-- Stated exercise --
Retype the material word for word, starting at the line containing "Where is each" and ending at the line containing "feature-label: 控制仪: [70, 408, 133, 428]". Leave the pictures out.

-- Data supplied --
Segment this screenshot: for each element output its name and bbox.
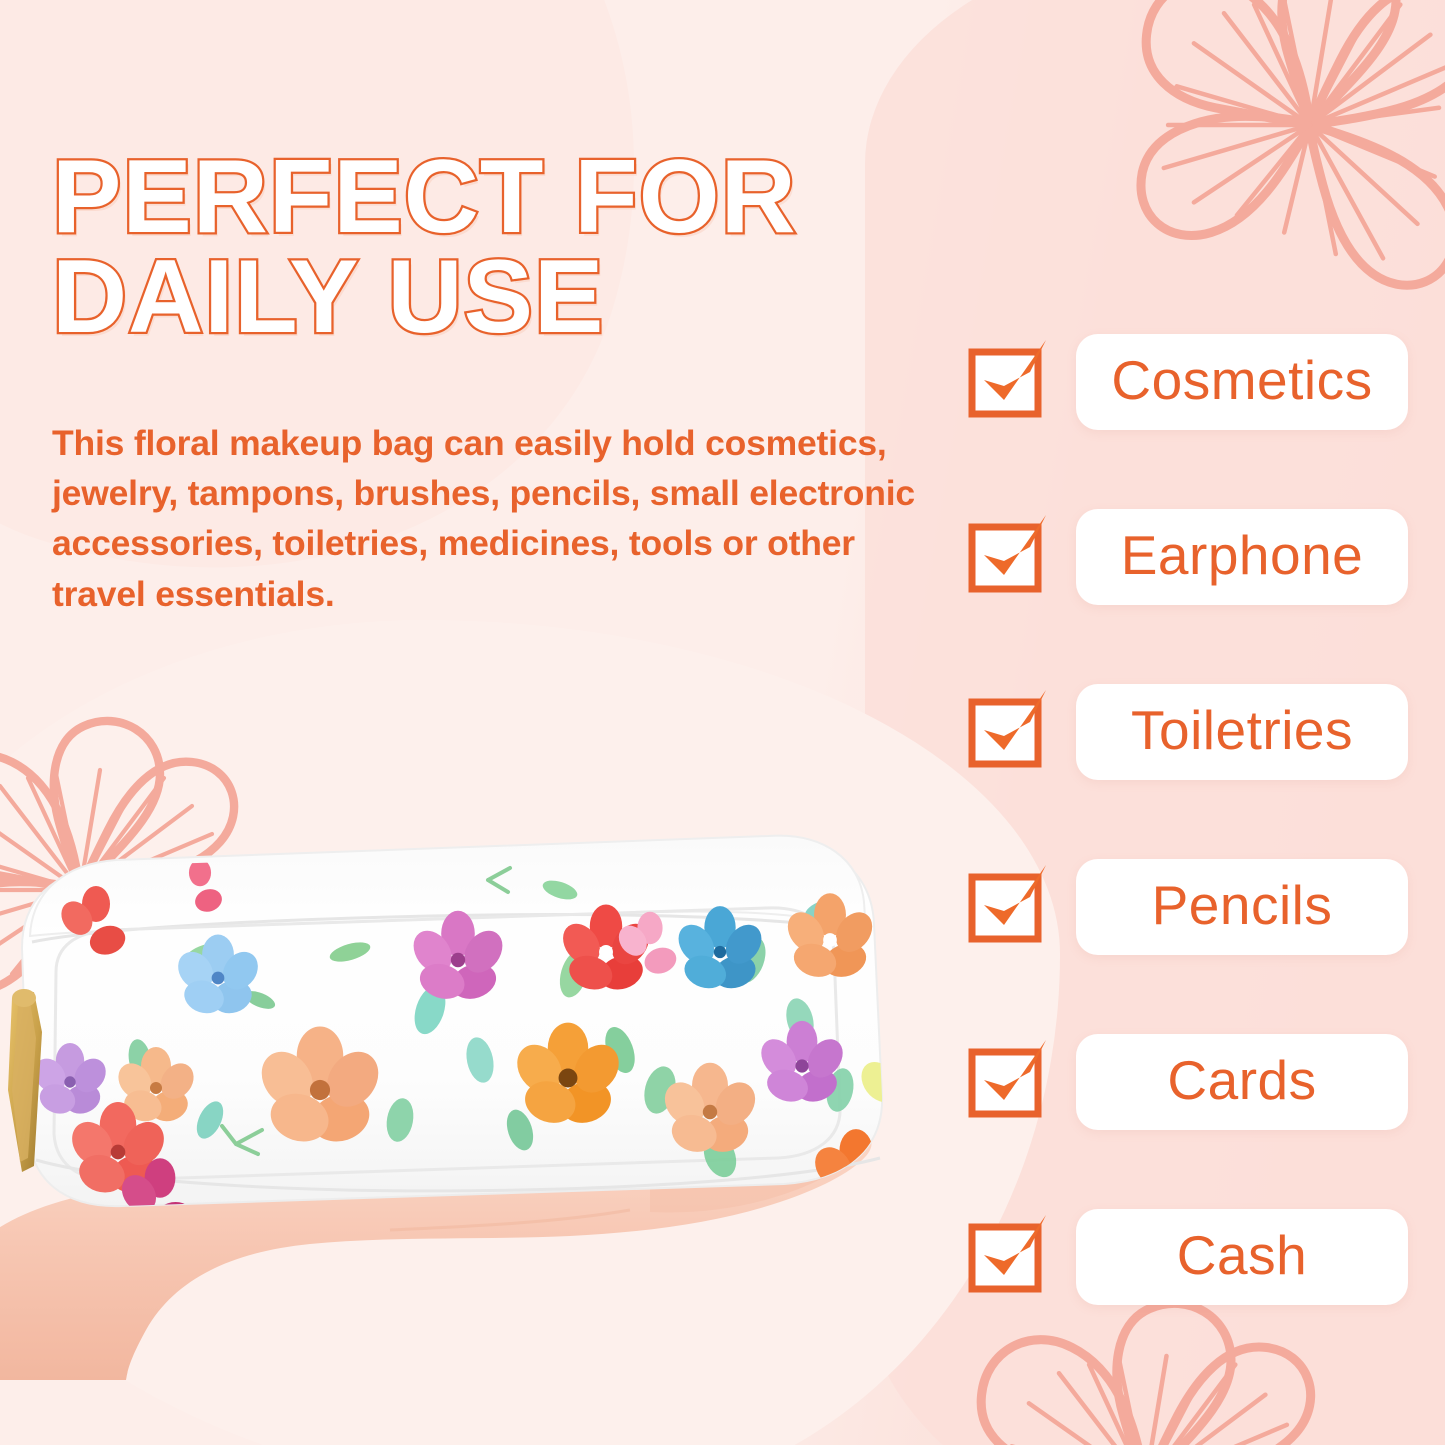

* * *

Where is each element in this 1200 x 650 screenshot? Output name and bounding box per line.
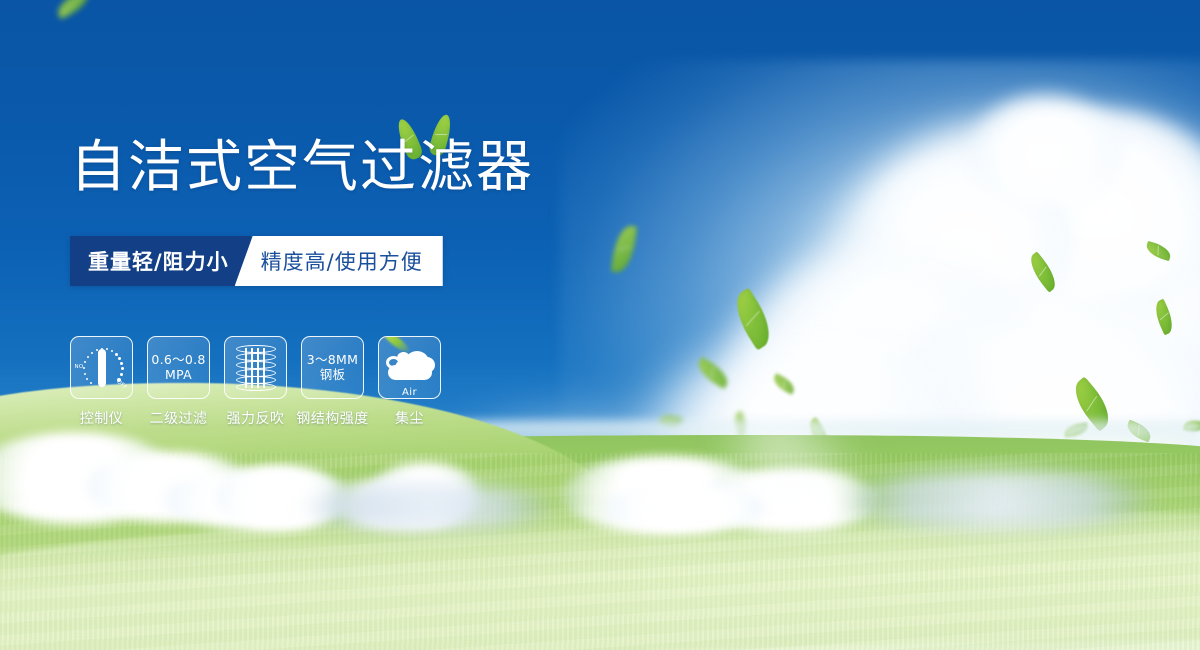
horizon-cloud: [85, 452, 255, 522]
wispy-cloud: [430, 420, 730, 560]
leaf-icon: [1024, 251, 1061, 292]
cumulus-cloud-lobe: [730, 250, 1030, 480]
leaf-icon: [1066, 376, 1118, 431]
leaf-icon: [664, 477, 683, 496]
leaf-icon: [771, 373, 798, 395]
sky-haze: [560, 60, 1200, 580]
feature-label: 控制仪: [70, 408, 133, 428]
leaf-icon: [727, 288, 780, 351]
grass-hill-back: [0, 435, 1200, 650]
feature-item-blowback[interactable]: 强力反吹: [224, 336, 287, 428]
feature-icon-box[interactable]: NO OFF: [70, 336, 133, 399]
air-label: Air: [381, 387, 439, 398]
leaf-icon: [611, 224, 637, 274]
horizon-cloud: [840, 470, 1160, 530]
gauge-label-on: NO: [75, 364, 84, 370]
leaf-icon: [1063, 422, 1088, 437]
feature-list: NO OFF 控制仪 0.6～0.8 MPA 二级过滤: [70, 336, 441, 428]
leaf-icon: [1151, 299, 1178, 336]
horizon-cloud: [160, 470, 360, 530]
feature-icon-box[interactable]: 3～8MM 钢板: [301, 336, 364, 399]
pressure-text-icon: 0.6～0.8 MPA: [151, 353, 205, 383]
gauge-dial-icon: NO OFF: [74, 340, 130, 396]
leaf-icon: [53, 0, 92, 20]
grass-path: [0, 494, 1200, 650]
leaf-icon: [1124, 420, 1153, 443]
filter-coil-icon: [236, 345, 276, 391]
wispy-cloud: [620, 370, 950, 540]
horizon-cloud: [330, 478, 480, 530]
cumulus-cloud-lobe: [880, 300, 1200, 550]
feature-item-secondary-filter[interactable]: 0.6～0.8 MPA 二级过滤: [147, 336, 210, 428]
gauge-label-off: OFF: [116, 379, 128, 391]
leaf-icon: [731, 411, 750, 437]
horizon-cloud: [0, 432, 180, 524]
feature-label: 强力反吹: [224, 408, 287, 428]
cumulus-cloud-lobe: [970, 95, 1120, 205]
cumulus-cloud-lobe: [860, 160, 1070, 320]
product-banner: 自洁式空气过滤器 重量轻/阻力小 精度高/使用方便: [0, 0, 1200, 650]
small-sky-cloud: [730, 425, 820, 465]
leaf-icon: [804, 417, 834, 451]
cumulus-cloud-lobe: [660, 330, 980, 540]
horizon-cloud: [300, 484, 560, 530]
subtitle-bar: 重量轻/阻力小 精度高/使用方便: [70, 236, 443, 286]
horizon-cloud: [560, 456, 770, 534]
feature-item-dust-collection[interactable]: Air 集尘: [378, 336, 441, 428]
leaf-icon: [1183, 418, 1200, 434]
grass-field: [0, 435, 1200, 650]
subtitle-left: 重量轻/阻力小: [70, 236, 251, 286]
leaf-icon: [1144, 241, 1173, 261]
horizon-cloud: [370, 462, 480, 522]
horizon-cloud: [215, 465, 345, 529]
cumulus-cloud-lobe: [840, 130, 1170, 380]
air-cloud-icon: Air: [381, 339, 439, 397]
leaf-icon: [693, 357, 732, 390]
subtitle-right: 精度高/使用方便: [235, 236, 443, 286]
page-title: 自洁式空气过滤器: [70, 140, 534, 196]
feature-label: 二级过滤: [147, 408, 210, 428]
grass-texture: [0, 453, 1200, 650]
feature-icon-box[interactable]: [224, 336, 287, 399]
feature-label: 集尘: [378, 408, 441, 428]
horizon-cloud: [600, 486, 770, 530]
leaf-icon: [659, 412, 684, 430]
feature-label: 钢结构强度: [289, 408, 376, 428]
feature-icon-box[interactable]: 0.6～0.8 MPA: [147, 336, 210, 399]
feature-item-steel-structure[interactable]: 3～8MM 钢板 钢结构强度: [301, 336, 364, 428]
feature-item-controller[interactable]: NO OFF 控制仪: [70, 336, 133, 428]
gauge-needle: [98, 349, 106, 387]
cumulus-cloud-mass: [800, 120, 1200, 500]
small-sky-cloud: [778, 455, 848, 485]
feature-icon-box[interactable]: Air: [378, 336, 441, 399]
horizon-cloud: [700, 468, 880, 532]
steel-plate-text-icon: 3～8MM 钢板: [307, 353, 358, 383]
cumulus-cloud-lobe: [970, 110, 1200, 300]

-- Output of the exercise --
Where is each element in this 1200 x 650 screenshot? Output name and bounding box per line.
horizon-cloud: [85, 452, 255, 522]
wispy-cloud: [430, 420, 730, 560]
leaf-icon: [1024, 251, 1061, 292]
cumulus-cloud-lobe: [730, 250, 1030, 480]
leaf-icon: [1066, 376, 1118, 431]
leaf-icon: [664, 477, 683, 496]
leaf-icon: [771, 373, 798, 395]
sky-haze: [560, 60, 1200, 580]
feature-label: 控制仪: [70, 408, 133, 428]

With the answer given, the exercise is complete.